Stored records:
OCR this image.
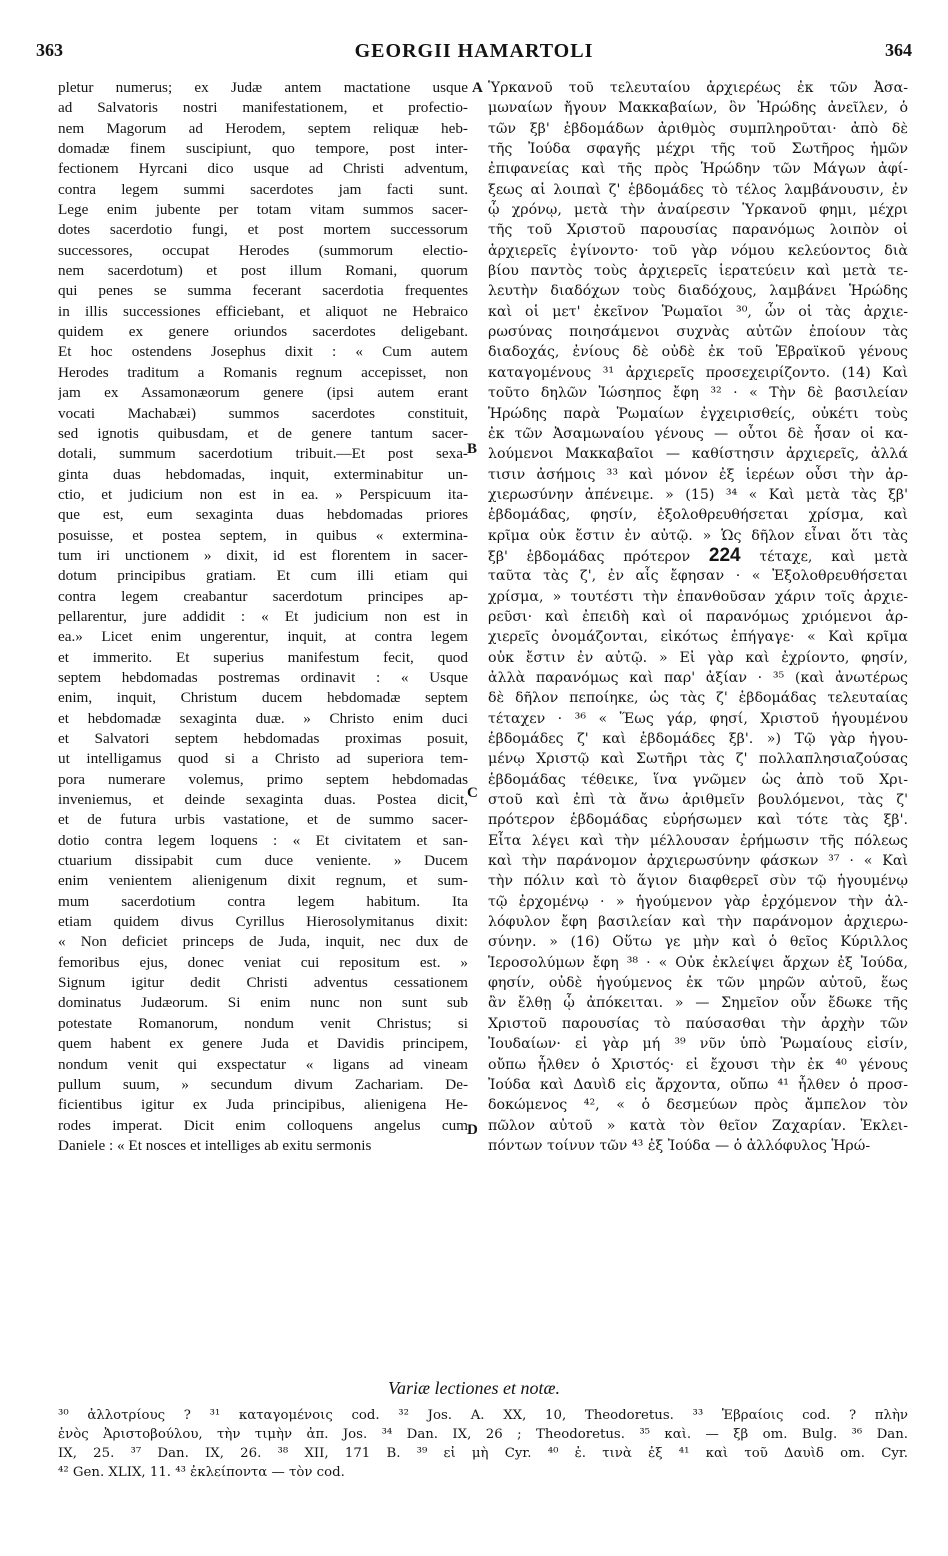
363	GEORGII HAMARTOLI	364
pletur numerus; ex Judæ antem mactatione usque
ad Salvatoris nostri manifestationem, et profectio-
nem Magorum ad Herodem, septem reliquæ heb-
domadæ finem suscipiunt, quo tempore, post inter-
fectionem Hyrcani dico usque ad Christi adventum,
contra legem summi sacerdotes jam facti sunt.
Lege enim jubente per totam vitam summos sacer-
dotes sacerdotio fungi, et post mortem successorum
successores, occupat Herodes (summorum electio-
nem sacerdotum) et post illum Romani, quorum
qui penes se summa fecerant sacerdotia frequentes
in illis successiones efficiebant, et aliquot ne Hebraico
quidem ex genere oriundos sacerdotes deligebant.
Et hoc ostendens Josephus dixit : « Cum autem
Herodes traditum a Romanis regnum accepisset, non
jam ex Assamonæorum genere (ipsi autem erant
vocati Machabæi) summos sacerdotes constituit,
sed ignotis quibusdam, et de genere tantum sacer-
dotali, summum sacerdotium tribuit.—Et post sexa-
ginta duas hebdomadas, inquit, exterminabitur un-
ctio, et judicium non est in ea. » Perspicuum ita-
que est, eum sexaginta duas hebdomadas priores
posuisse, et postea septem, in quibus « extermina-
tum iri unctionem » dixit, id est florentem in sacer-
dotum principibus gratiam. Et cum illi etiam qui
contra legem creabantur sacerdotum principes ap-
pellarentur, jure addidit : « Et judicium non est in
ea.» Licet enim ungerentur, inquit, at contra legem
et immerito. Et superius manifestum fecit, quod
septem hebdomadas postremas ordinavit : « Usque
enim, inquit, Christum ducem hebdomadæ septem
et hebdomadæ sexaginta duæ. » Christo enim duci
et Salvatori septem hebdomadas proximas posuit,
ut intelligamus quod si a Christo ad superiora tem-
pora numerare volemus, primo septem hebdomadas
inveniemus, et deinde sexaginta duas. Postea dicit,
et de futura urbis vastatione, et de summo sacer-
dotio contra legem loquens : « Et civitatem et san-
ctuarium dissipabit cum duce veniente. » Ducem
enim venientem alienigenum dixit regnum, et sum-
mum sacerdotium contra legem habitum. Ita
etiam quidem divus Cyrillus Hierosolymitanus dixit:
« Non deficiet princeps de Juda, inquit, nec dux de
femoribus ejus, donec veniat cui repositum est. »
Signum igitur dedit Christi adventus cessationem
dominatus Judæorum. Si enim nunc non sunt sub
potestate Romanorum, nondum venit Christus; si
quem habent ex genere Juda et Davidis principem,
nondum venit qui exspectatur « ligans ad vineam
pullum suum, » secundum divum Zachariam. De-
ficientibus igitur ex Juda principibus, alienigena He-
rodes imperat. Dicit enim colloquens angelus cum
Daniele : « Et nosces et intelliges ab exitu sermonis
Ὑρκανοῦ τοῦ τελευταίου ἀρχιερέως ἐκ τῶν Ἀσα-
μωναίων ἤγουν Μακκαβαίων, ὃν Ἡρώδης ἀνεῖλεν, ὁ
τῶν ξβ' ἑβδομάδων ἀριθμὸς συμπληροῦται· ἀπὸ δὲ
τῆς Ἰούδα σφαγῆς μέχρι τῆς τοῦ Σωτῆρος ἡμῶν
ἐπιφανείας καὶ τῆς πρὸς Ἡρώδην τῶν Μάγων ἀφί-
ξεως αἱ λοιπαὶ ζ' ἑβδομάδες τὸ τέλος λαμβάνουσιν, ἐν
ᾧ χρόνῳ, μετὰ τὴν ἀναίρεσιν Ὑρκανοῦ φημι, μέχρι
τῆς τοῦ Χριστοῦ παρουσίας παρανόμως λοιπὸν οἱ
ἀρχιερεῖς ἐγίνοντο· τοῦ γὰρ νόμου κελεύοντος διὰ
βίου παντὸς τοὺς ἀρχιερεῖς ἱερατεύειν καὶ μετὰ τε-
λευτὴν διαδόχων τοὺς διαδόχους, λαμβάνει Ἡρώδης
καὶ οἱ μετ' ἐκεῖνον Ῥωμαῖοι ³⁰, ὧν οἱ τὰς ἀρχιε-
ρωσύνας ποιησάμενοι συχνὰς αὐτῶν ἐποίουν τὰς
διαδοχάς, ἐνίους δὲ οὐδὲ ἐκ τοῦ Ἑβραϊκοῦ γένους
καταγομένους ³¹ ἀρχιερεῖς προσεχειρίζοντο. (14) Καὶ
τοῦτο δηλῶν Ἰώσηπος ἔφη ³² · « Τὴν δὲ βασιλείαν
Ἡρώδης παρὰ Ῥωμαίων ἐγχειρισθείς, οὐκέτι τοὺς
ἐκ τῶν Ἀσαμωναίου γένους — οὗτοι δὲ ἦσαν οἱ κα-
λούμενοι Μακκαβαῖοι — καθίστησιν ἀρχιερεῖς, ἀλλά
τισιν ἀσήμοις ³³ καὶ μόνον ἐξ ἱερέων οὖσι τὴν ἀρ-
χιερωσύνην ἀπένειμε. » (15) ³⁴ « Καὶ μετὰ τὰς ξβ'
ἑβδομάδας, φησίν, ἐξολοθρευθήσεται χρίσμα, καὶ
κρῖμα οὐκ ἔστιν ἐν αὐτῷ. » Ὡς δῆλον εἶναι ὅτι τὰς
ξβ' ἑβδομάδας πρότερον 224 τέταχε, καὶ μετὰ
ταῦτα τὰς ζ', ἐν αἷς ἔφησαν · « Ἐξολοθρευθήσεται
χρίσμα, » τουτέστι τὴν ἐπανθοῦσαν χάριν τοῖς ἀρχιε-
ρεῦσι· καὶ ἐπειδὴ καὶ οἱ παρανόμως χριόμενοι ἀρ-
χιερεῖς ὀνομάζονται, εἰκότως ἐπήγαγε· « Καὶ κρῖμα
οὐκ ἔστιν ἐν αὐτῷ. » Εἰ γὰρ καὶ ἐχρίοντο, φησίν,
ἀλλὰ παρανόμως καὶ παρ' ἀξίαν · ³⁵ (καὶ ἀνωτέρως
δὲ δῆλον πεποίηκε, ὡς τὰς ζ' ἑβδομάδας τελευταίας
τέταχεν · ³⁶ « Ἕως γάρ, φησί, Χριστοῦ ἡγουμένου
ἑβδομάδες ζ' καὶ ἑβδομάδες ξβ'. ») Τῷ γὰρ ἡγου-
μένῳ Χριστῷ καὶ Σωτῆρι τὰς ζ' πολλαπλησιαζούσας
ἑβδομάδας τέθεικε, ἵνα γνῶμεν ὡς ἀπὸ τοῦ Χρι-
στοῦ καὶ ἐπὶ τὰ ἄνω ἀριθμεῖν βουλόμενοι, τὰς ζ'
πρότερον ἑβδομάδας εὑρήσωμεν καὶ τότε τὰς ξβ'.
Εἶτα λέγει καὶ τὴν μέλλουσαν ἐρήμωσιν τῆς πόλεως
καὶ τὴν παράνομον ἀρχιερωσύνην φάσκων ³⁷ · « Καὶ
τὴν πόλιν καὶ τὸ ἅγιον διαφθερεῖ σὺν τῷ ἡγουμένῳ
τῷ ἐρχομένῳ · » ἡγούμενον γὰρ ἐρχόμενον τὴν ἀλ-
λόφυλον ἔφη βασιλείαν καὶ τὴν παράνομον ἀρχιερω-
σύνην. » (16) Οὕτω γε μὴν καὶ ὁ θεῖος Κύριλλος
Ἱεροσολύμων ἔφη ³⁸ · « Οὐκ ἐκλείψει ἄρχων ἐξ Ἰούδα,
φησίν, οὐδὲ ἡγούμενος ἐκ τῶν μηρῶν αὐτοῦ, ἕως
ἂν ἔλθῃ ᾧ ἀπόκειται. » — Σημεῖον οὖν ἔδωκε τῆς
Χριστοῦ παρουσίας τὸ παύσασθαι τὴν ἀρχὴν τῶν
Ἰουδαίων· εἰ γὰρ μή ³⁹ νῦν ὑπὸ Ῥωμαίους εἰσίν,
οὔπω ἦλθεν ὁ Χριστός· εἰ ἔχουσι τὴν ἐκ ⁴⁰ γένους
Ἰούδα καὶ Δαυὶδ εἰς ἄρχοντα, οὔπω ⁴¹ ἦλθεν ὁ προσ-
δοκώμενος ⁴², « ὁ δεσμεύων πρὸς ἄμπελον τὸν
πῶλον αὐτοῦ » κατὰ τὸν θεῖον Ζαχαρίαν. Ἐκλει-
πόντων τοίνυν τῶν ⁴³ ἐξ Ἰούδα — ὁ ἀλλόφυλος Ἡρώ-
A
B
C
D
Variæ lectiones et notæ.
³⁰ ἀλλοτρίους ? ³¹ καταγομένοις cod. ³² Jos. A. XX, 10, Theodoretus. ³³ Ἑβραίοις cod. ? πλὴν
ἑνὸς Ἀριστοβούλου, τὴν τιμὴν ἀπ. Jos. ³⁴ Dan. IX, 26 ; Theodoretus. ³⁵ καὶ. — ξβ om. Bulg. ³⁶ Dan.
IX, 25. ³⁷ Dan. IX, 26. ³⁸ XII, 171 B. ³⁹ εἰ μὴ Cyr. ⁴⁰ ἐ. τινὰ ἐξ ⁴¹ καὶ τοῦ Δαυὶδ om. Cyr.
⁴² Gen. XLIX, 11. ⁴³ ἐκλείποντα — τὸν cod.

The problem:
Identify lines with the string "Δαυὶδ". Copy each one.

Answer to this task:
Ἰούδα καὶ Δαυὶδ εἰς ἄρχοντα, οὔπω ⁴¹ ἦλθεν ὁ προσ-
IX, 25. ³⁷ Dan. IX, 26. ³⁸ XII, 171 B. ³⁹ εἰ μὴ Cyr. ⁴⁰ ἐ. τινὰ ἐξ ⁴¹ καὶ τοῦ Δαυὶδ om. Cyr.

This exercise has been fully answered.